** DATA SUPPLIED **
┄┄┄┄┄┄

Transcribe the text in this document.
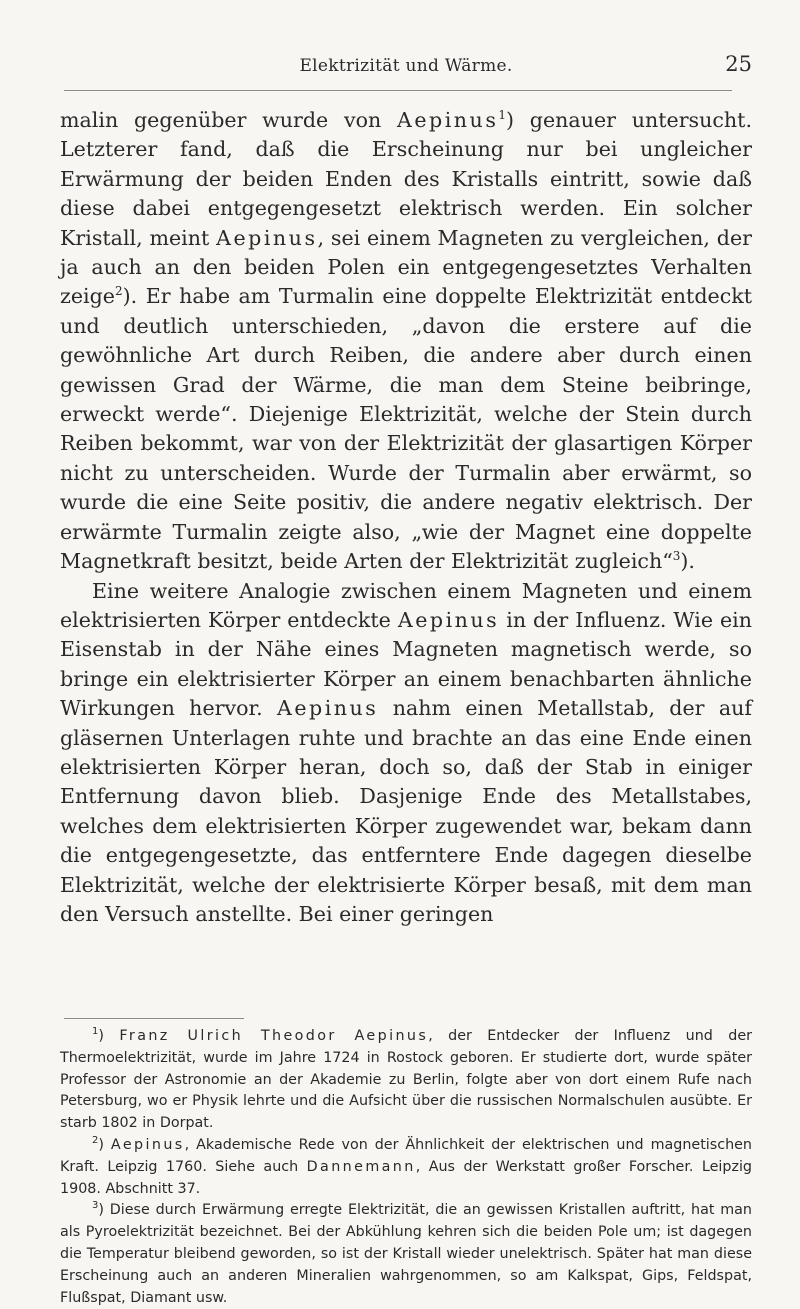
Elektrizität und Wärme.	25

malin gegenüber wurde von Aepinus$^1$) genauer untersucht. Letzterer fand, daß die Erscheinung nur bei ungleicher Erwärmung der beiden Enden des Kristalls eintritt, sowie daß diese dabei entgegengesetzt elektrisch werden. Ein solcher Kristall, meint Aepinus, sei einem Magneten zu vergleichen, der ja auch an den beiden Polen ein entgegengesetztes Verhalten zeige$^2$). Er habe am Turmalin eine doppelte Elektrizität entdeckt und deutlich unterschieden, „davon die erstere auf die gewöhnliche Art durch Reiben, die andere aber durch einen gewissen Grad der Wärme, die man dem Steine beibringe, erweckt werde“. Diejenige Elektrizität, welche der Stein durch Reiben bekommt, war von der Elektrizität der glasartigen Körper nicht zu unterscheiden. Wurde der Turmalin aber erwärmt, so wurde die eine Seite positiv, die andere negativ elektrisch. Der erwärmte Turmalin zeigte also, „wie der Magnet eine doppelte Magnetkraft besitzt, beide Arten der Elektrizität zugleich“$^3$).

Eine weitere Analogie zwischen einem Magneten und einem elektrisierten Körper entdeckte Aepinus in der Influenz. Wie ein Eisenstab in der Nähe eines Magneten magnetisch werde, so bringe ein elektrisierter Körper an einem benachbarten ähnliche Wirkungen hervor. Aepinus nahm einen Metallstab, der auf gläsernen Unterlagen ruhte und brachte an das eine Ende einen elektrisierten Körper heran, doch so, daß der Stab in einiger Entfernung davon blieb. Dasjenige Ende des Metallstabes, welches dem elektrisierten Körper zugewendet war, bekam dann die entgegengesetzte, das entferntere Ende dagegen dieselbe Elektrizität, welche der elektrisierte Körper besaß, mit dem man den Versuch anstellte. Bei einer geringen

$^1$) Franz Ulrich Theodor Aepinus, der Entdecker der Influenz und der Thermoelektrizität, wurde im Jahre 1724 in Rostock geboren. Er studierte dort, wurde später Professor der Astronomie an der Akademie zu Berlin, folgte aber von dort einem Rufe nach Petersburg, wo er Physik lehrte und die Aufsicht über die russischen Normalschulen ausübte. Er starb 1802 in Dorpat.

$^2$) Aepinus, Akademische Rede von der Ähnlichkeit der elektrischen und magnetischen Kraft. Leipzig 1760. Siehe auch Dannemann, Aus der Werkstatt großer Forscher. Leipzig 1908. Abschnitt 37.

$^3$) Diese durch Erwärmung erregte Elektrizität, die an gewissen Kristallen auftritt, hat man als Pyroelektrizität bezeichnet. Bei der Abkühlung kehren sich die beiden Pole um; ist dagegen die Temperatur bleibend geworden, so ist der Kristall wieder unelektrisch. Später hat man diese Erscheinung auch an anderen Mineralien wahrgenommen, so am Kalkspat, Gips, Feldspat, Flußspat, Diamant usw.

┄┄┄┄┄┄

** WHAT TO PRODUCE **
Omit every picture while transcribing the records above exactly.

** TASK RESULT **
Transcribe the text in this document.
Elektrizität und Wärme.	25

malin gegenüber wurde von Aepinus$^1$) genauer untersucht. Letzterer fand, daß die Erscheinung nur bei ungleicher Erwärmung der beiden Enden des Kristalls eintritt, sowie daß diese dabei entgegengesetzt elektrisch werden. Ein solcher Kristall, meint Aepinus, sei einem Magneten zu vergleichen, der ja auch an den beiden Polen ein entgegengesetztes Verhalten zeige$^2$). Er habe am Turmalin eine doppelte Elektrizität entdeckt und deutlich unterschieden, „davon die erstere auf die gewöhnliche Art durch Reiben, die andere aber durch einen gewissen Grad der Wärme, die man dem Steine beibringe, erweckt werde“. Diejenige Elektrizität, welche der Stein durch Reiben bekommt, war von der Elektrizität der glasartigen Körper nicht zu unterscheiden. Wurde der Turmalin aber erwärmt, so wurde die eine Seite positiv, die andere negativ elektrisch. Der erwärmte Turmalin zeigte also, „wie der Magnet eine doppelte Magnetkraft besitzt, beide Arten der Elektrizität zugleich“$^3$).

Eine weitere Analogie zwischen einem Magneten und einem elektrisierten Körper entdeckte Aepinus in der Influenz. Wie ein Eisenstab in der Nähe eines Magneten magnetisch werde, so bringe ein elektrisierter Körper an einem benachbarten ähnliche Wirkungen hervor. Aepinus nahm einen Metallstab, der auf gläsernen Unterlagen ruhte und brachte an das eine Ende einen elektrisierten Körper heran, doch so, daß der Stab in einiger Entfernung davon blieb. Dasjenige Ende des Metallstabes, welches dem elektrisierten Körper zugewendet war, bekam dann die entgegengesetzte, das entferntere Ende dagegen dieselbe Elektrizität, welche der elektrisierte Körper besaß, mit dem man den Versuch anstellte. Bei einer geringen

$^1$) Franz Ulrich Theodor Aepinus, der Entdecker der Influenz und der Thermoelektrizität, wurde im Jahre 1724 in Rostock geboren. Er studierte dort, wurde später Professor der Astronomie an der Akademie zu Berlin, folgte aber von dort einem Rufe nach Petersburg, wo er Physik lehrte und die Aufsicht über die russischen Normalschulen ausübte. Er starb 1802 in Dorpat.

$^2$) Aepinus, Akademische Rede von der Ähnlichkeit der elektrischen und magnetischen Kraft. Leipzig 1760. Siehe auch Dannemann, Aus der Werkstatt großer Forscher. Leipzig 1908. Abschnitt 37.

$^3$) Diese durch Erwärmung erregte Elektrizität, die an gewissen Kristallen auftritt, hat man als Pyroelektrizität bezeichnet. Bei der Abkühlung kehren sich die beiden Pole um; ist dagegen die Temperatur bleibend geworden, so ist der Kristall wieder unelektrisch. Später hat man diese Erscheinung auch an anderen Mineralien wahrgenommen, so am Kalkspat, Gips, Feldspat, Flußspat, Diamant usw.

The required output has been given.